#### [EXERCISE DETAILS]
For each line of the data below that holds "структурных", copy the line.

#### [INPUT MATERIAL]
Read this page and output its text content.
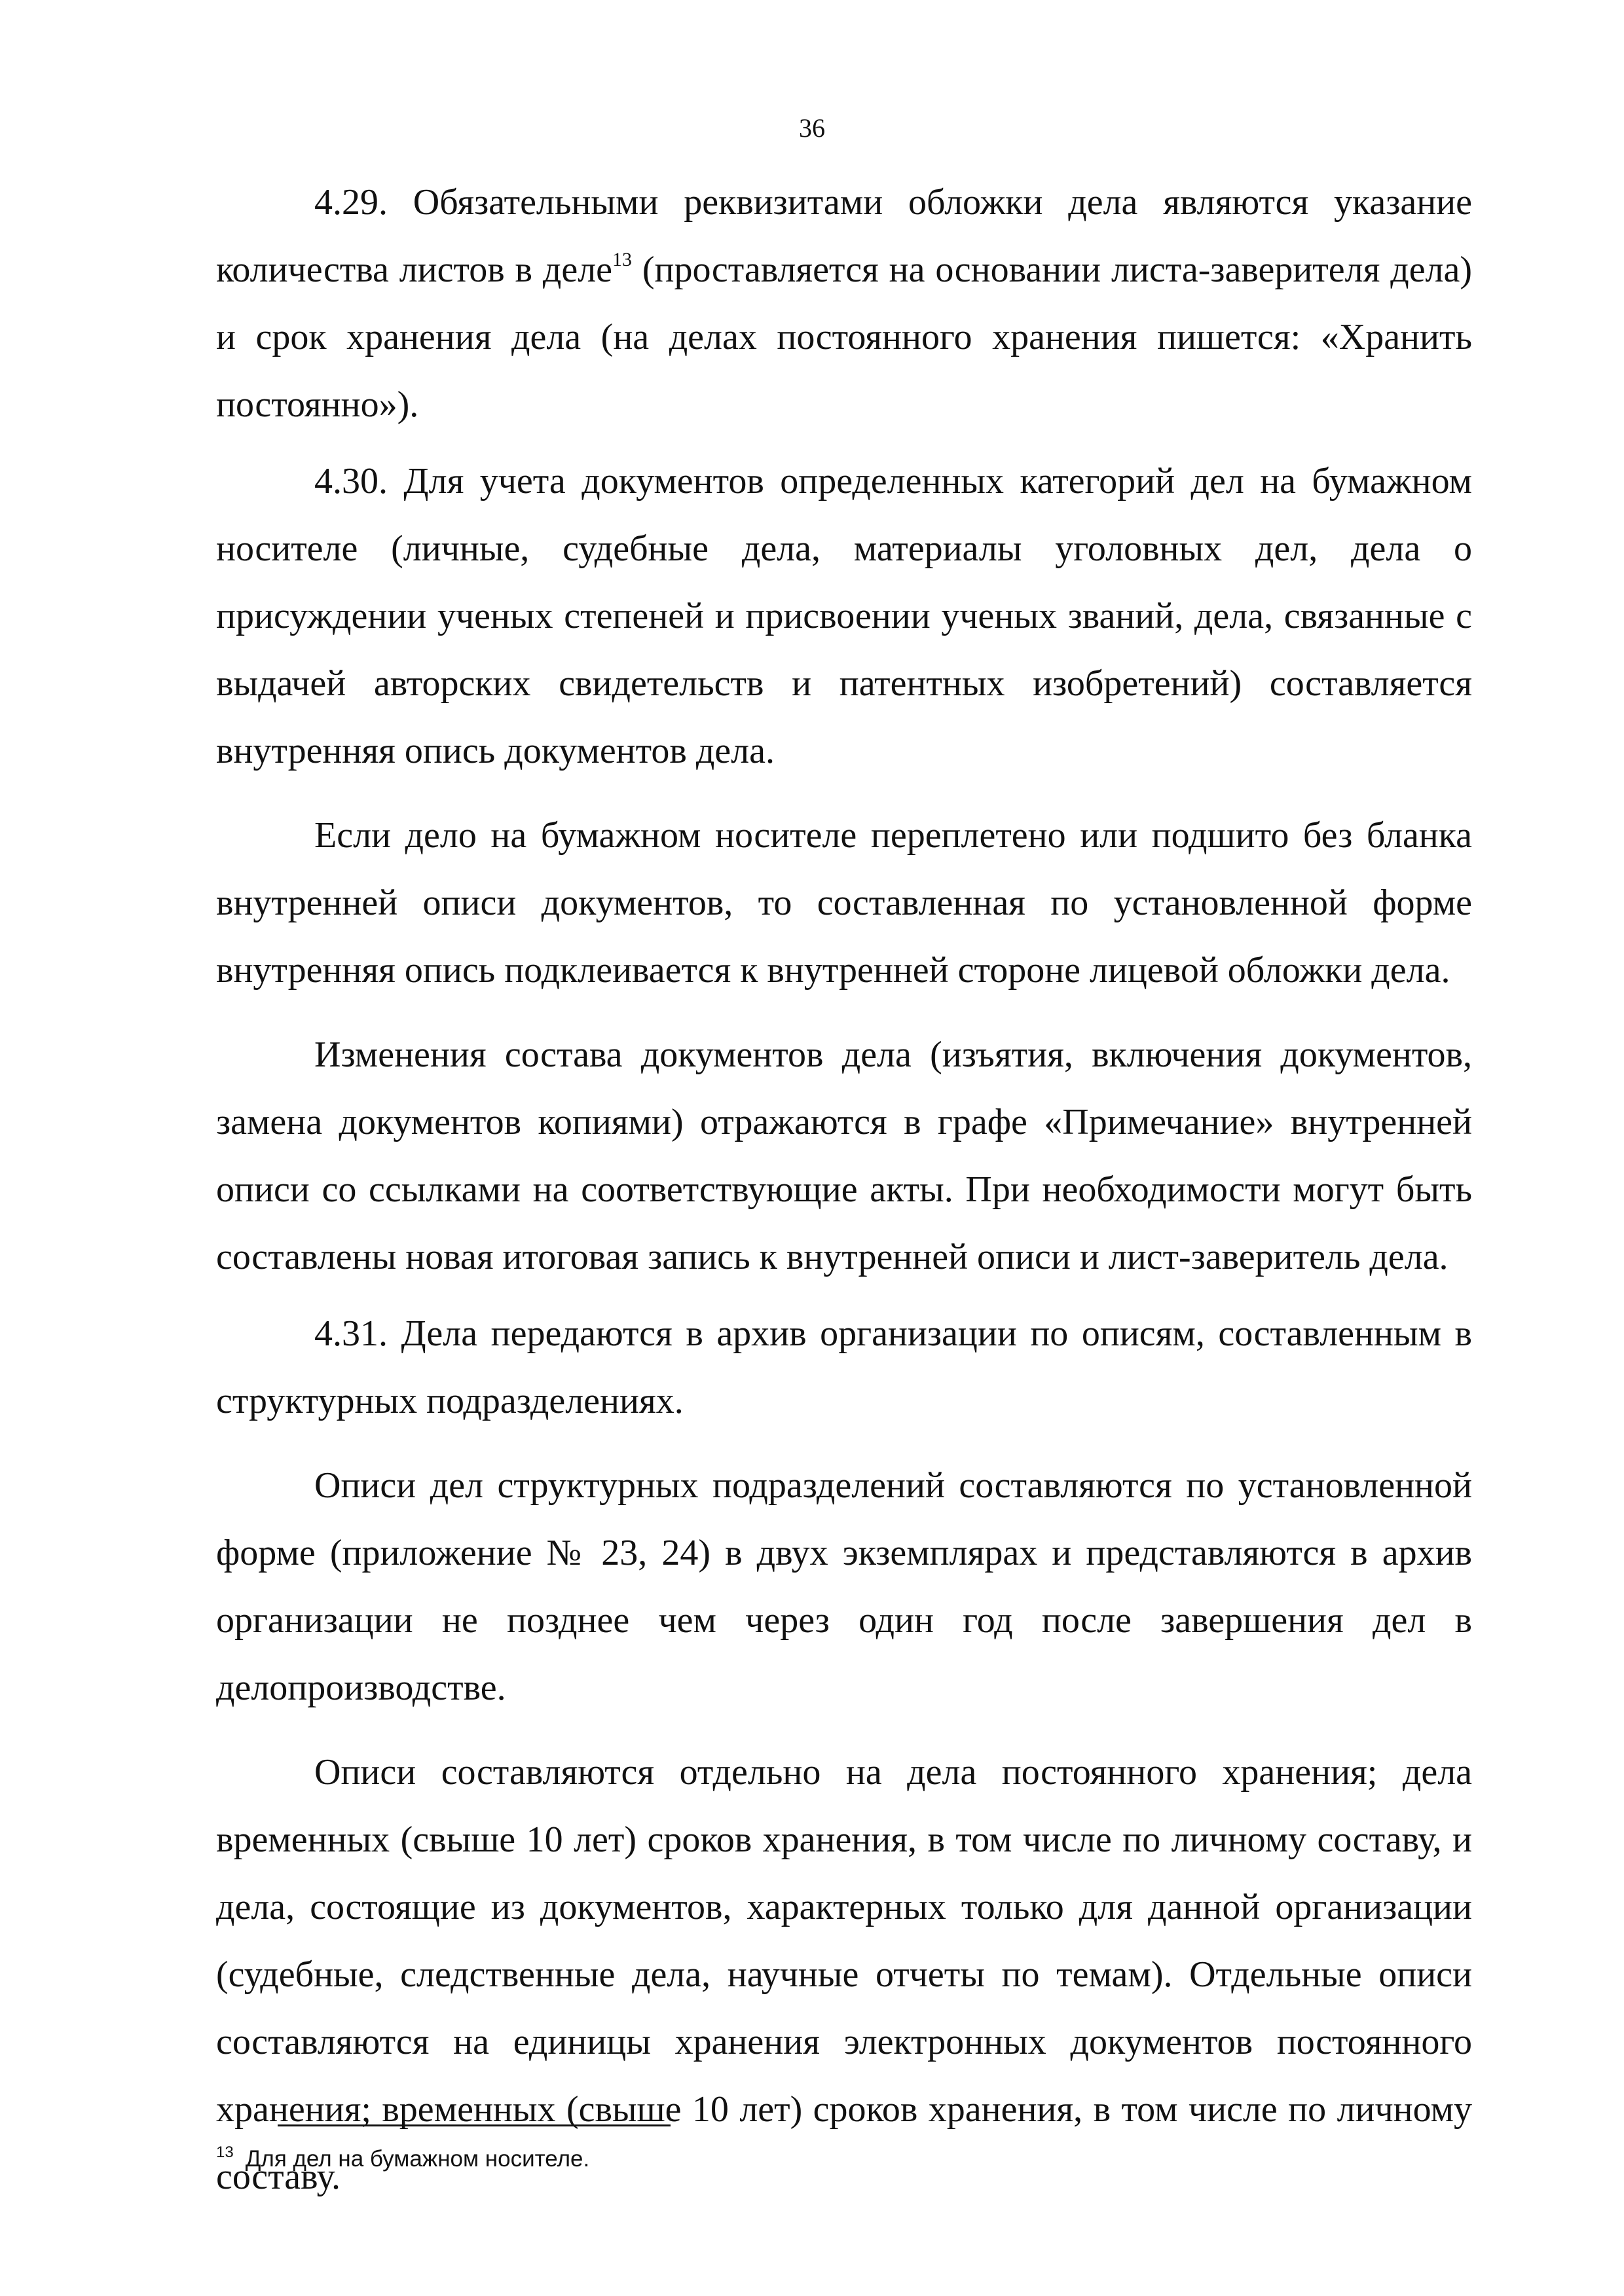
36

4.29. Обязательными реквизитами обложки дела являются указание количества листов в деле$^{13}$ (проставляется на основании листа-заверителя дела) и срок хранения дела (на делах постоянного хранения пишется: «Хранить постоянно»).

4.30. Для учета документов определенных категорий дел на бумажном носителе (личные, судебные дела, материалы уголовных дел, дела о присуждении ученых степеней и присвоении ученых званий, дела, связанные с выдачей авторских свидетельств и патентных изобретений) составляется внутренняя опись документов дела.

Если дело на бумажном носителе переплетено или подшито без бланка внутренней описи документов, то составленная по установленной форме внутренняя опись подклеивается к внутренней стороне лицевой обложки дела.

Изменения состава документов дела (изъятия, включения документов, замена документов копиями) отражаются в графе «Примечание» внутренней описи со ссылками на соответствующие акты. При необходимости могут быть составлены новая итоговая запись к внутренней описи и лист-заверитель дела.

4.31. Дела передаются в архив организации по описям, составленным в структурных подразделениях.

Описи дел структурных подразделений составляются по установленной форме (приложение № 23, 24) в двух экземплярах и представляются в архив организации не позднее чем через один год после завершения дел в делопроизводстве.

Описи составляются отдельно на дела постоянного хранения; дела временных (свыше 10 лет) сроков хранения, в том числе по личному составу, и дела, состоящие из документов, характерных только для данной организации (судебные, следственные дела, научные отчеты по темам). Отдельные описи составляются на единицы хранения электронных документов постоянного хранения; временных (свыше 10 лет) сроков хранения, в том числе по личному составу.

$^{13}$ Для дел на бумажном носителе.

#### [FULL ANSWER]
4.31. Дела передаются в архив организации по описям, составленным в структурных подразделениях.
Описи дел структурных подразделений составляются по установленной форме (приложение № 23, 24) в двух экземплярах и представляются в архив организации не позднее чем через один год после завершения дел в делопроизводстве.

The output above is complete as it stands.